## Your instructions
Return a copy of every line in the records that includes the word "color".

━━ Provided records ━━

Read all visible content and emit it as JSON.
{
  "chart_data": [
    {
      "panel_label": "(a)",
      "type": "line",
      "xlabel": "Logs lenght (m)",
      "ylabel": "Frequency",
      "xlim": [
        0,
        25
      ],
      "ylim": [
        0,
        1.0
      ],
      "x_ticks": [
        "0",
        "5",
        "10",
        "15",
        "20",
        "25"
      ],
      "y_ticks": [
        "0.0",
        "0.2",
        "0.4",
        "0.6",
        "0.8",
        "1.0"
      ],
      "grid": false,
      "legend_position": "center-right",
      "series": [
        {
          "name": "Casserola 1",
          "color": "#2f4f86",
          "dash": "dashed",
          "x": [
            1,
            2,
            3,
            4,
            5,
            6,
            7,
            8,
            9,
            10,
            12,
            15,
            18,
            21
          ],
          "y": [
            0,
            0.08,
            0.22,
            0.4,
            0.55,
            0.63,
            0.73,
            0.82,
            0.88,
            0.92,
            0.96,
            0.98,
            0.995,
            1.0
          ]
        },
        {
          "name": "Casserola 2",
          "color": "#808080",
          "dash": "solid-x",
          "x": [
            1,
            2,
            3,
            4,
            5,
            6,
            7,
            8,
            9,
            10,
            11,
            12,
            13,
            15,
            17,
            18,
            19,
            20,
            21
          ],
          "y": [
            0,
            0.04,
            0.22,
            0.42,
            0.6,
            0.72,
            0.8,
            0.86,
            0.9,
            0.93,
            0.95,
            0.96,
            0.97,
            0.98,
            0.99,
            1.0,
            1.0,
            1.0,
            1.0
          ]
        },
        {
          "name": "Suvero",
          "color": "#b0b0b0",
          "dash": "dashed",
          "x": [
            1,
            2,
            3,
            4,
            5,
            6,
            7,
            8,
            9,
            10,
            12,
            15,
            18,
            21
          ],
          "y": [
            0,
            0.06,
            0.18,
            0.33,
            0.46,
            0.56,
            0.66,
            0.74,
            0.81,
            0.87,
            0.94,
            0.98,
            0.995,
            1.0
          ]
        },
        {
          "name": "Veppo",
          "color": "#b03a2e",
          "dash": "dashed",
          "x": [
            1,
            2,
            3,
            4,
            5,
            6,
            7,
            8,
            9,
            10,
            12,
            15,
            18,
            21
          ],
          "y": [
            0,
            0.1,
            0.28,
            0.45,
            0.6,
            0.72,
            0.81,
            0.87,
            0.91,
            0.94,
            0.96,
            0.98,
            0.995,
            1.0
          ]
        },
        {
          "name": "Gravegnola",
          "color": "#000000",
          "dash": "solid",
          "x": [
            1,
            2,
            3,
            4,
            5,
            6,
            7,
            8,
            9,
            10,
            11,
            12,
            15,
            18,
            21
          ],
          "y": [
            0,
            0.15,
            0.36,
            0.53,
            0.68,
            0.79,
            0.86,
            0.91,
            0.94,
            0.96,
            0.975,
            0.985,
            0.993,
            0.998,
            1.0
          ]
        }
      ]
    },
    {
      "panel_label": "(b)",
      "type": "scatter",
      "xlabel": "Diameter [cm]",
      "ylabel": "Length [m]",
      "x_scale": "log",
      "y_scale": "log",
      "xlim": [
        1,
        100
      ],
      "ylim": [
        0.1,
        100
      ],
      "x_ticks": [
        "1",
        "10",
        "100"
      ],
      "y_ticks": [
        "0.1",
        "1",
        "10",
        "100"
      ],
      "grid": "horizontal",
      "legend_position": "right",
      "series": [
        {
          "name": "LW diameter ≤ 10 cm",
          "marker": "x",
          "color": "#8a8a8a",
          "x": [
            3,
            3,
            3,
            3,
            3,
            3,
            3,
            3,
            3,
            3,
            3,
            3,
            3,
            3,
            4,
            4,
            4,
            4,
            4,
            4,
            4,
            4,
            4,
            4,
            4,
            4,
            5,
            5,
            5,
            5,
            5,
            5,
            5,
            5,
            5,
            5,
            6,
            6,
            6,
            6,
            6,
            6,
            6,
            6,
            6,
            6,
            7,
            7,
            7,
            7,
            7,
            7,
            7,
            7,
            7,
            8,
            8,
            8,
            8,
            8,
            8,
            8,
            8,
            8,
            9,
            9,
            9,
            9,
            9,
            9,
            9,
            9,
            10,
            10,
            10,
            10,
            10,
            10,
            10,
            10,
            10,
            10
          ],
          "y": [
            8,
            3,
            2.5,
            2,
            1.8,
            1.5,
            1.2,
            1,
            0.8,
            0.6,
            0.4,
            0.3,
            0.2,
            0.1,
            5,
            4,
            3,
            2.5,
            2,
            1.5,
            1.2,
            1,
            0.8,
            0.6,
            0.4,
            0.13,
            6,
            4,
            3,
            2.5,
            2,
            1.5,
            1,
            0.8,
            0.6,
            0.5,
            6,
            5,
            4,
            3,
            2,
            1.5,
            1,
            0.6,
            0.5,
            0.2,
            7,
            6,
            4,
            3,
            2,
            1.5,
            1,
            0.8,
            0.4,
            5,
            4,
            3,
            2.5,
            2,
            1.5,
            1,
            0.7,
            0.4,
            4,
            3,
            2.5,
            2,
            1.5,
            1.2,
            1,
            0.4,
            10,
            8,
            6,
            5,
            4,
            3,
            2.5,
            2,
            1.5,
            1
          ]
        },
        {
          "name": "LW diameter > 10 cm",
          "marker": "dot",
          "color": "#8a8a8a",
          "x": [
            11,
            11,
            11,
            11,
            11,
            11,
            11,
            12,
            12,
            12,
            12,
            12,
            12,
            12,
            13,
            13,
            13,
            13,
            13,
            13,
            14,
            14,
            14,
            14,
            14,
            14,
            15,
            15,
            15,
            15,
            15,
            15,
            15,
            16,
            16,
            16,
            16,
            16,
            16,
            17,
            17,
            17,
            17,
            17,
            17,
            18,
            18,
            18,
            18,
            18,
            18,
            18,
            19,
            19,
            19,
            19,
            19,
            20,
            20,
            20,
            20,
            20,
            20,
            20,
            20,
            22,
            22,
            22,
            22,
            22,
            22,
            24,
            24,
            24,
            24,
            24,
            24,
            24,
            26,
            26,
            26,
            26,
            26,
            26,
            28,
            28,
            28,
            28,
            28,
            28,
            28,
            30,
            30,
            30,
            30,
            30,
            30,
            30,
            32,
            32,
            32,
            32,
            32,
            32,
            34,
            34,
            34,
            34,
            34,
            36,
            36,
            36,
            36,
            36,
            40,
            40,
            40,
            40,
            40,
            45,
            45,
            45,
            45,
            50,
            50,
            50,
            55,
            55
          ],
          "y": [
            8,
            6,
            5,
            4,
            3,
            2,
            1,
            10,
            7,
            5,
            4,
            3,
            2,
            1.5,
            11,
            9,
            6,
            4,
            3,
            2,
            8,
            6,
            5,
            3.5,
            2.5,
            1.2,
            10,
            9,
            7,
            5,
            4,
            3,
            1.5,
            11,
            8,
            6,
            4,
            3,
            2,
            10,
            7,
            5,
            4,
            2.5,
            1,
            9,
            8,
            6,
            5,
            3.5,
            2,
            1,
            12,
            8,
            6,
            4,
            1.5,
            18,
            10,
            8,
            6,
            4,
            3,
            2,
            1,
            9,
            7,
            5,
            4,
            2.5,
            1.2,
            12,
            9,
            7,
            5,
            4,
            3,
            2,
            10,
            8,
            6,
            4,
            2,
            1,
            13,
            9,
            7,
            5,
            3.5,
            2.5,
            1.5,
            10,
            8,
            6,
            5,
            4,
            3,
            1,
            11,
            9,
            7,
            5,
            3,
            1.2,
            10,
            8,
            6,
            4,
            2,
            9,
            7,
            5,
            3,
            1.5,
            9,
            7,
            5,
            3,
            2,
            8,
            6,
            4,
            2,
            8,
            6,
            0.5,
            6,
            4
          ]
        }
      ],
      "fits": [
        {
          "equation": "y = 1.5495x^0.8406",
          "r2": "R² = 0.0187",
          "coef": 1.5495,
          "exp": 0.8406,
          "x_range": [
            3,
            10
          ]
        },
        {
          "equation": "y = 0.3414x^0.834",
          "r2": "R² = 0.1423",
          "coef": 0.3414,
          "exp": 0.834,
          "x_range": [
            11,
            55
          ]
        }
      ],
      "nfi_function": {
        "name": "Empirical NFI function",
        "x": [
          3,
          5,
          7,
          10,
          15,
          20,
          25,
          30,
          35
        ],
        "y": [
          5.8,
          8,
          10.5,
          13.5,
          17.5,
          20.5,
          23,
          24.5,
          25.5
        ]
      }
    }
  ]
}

━━━

## Result of the task
          "color": "#2f4f86",
          "color": "#808080",
          "color": "#b0b0b0",
          "color": "#b03a2e",
          "color": "#000000",
          "color": "#8a8a8a",
          "color": "#8a8a8a",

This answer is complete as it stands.